== Task directions ==
Every entry below must be repeated exactly; skip the pictures.

== Material for this task ==

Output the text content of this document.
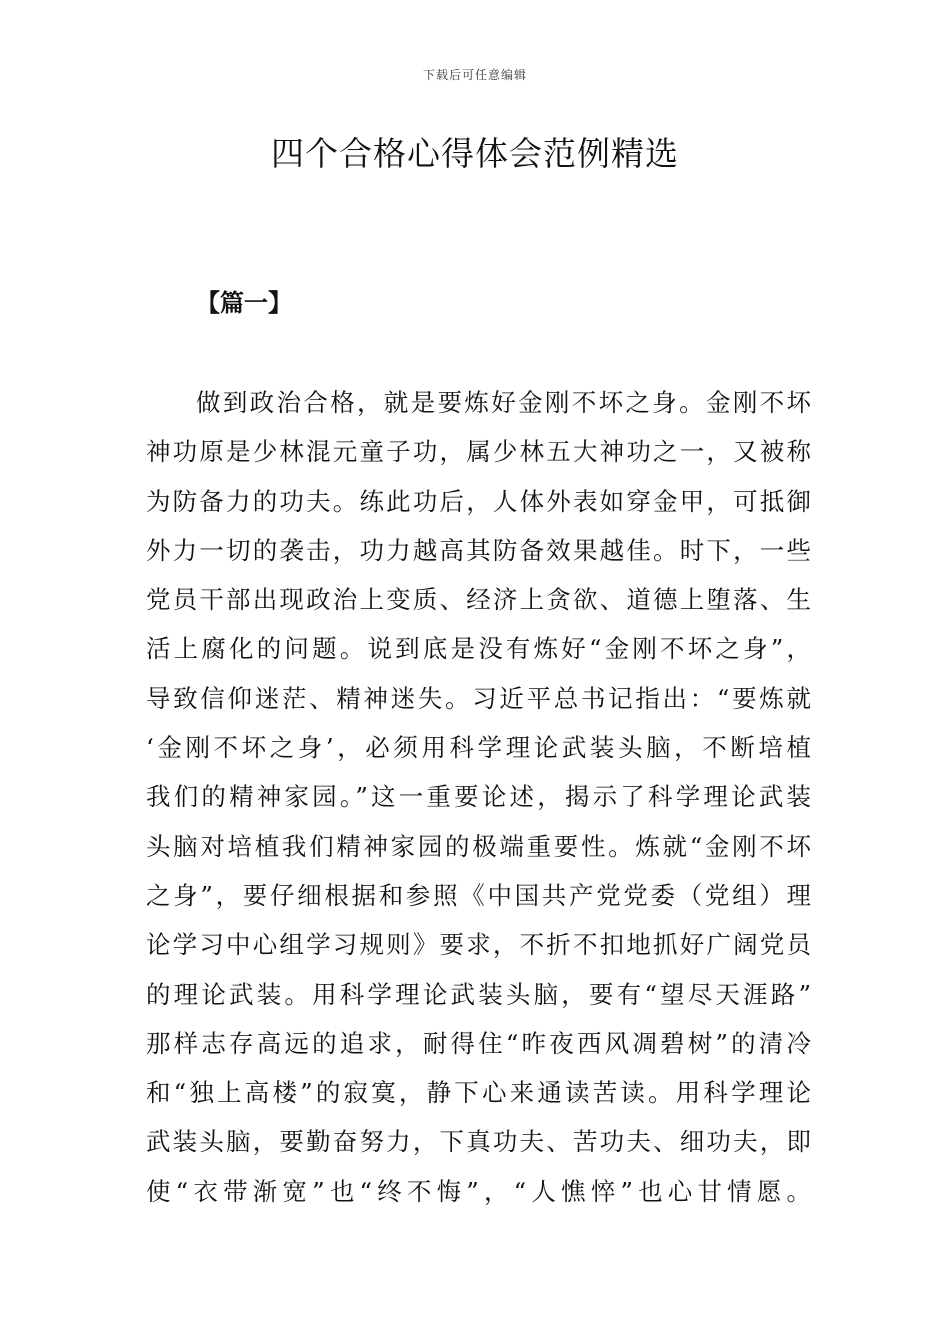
下载后可任意编辑
四个合格心得体会范例精选
【篇一】
做到政治合格，就是要炼好金刚不坏之身。金刚不坏
神功原是少林混元童子功，属少林五大神功之一，又被称
为防备力的功夫。练此功后，人体外表如穿金甲，可抵御
外力一切的袭击，功力越高其防备效果越佳。时下，一些
党员干部出现政治上变质、经济上贪欲、道德上堕落、生
活上腐化的问题。说到底是没有炼好“金刚不坏之身”，
导致信仰迷茫、精神迷失。习近平总书记指出：“要炼就
‘金刚不坏之身’，必须用科学理论武装头脑，不断培植
我们的精神家园。”这一重要论述，揭示了科学理论武装
头脑对培植我们精神家园的极端重要性。炼就“金刚不坏
之身”，要仔细根据和参照《中国共产党党委（党组）理
论学习中心组学习规则》要求，不折不扣地抓好广阔党员
的理论武装。用科学理论武装头脑，要有“望尽天涯路”
那样志存高远的追求，耐得住“昨夜西风凋碧树”的清冷
和“独上高楼”的寂寞，静下心来通读苦读。用科学理论
武装头脑，要勤奋努力，下真功夫、苦功夫、细功夫，即
使“衣带渐宽”也“终不悔”，“人憔悴”也心甘情愿。
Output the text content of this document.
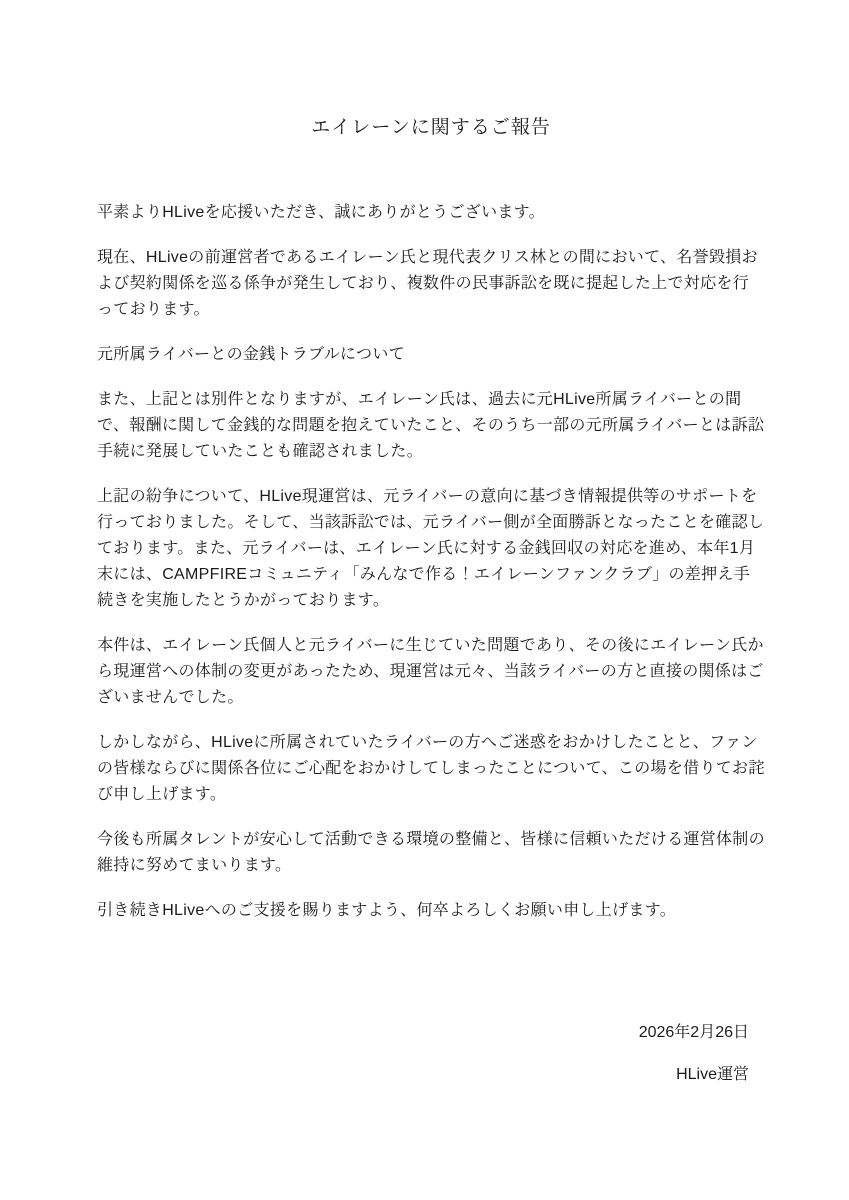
エイレーンに関するご報告

平素よりHLiveを応援いただき、誠にありがとうございます。

現在、HLiveの前運営者であるエイレーン氏と現代表クリス林との間において、名誉毀損および契約関係を巡る係争が発生しており、複数件の民事訴訟を既に提起した上で対応を行っております。

元所属ライバーとの金銭トラブルについて

また、上記とは別件となりますが、エイレーン氏は、過去に元HLive所属ライバーとの間で、報酬に関して金銭的な問題を抱えていたこと、そのうち一部の元所属ライバーとは訴訟手続に発展していたことも確認されました。

上記の紛争について、HLive現運営は、元ライバーの意向に基づき情報提供等のサポートを行っておりました。そして、当該訴訟では、元ライバー側が全面勝訴となったことを確認しております。また、元ライバーは、エイレーン氏に対する金銭回収の対応を進め、本年1月末には、CAMPFIREコミュニティ「みんなで作る！エイレーンファンクラブ」の差押え手続きを実施したとうかがっております。

本件は、エイレーン氏個人と元ライバーに生じていた問題であり、その後にエイレーン氏から現運営への体制の変更があったため、現運営は元々、当該ライバーの方と直接の関係はございませんでした。

しかしながら、HLiveに所属されていたライバーの方へご迷惑をおかけしたことと、ファンの皆様ならびに関係各位にご心配をおかけしてしまったことについて、この場を借りてお詫び申し上げます。

今後も所属タレントが安心して活動できる環境の整備と、皆様に信頼いただける運営体制の維持に努めてまいります。

引き続きHLiveへのご支援を賜りますよう、何卒よろしくお願い申し上げます。

2026年2月26日

HLive運営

== Output for this task ==
Output the text content of this document.
下载后可任意编辑
四个合格心得体会范例精选
【篇一】
做到政治合格，就是要炼好金刚不坏之身。金刚不坏
神功原是少林混元童子功，属少林五大神功之一，又被称
为防备力的功夫。练此功后，人体外表如穿金甲，可抵御
外力一切的袭击，功力越高其防备效果越佳。时下，一些
党员干部出现政治上变质、经济上贪欲、道德上堕落、生
活上腐化的问题。说到底是没有炼好“金刚不坏之身”，
导致信仰迷茫、精神迷失。习近平总书记指出：“要炼就
‘金刚不坏之身’，必须用科学理论武装头脑，不断培植
我们的精神家园。”这一重要论述，揭示了科学理论武装
头脑对培植我们精神家园的极端重要性。炼就“金刚不坏
之身”，要仔细根据和参照《中国共产党党委（党组）理
论学习中心组学习规则》要求，不折不扣地抓好广阔党员
的理论武装。用科学理论武装头脑，要有“望尽天涯路”
那样志存高远的追求，耐得住“昨夜西风凋碧树”的清冷
和“独上高楼”的寂寞，静下心来通读苦读。用科学理论
武装头脑，要勤奋努力，下真功夫、苦功夫、细功夫，即
使“衣带渐宽”也“终不悔”，“人憔悴”也心甘情愿。
Output the text content of this document.
エイレーンに関するご報告

平素よりHLiveを応援いただき、誠にありがとうございます。

現在、HLiveの前運営者であるエイレーン氏と現代表クリス林との間において、名誉毀損および契約関係を巡る係争が発生しており、複数件の民事訴訟を既に提起した上で対応を行っております。

元所属ライバーとの金銭トラブルについて

また、上記とは別件となりますが、エイレーン氏は、過去に元HLive所属ライバーとの間で、報酬に関して金銭的な問題を抱えていたこと、そのうち一部の元所属ライバーとは訴訟手続に発展していたことも確認されました。

上記の紛争について、HLive現運営は、元ライバーの意向に基づき情報提供等のサポートを行っておりました。そして、当該訴訟では、元ライバー側が全面勝訴となったことを確認しております。また、元ライバーは、エイレーン氏に対する金銭回収の対応を進め、本年1月末には、CAMPFIREコミュニティ「みんなで作る！エイレーンファンクラブ」の差押え手続きを実施したとうかがっております。

本件は、エイレーン氏個人と元ライバーに生じていた問題であり、その後にエイレーン氏から現運営への体制の変更があったため、現運営は元々、当該ライバーの方と直接の関係はございませんでした。

しかしながら、HLiveに所属されていたライバーの方へご迷惑をおかけしたことと、ファンの皆様ならびに関係各位にご心配をおかけしてしまったことについて、この場を借りてお詫び申し上げます。

今後も所属タレントが安心して活動できる環境の整備と、皆様に信頼いただける運営体制の維持に努めてまいります。

引き続きHLiveへのご支援を賜りますよう、何卒よろしくお願い申し上げます。

2026年2月26日

HLive運営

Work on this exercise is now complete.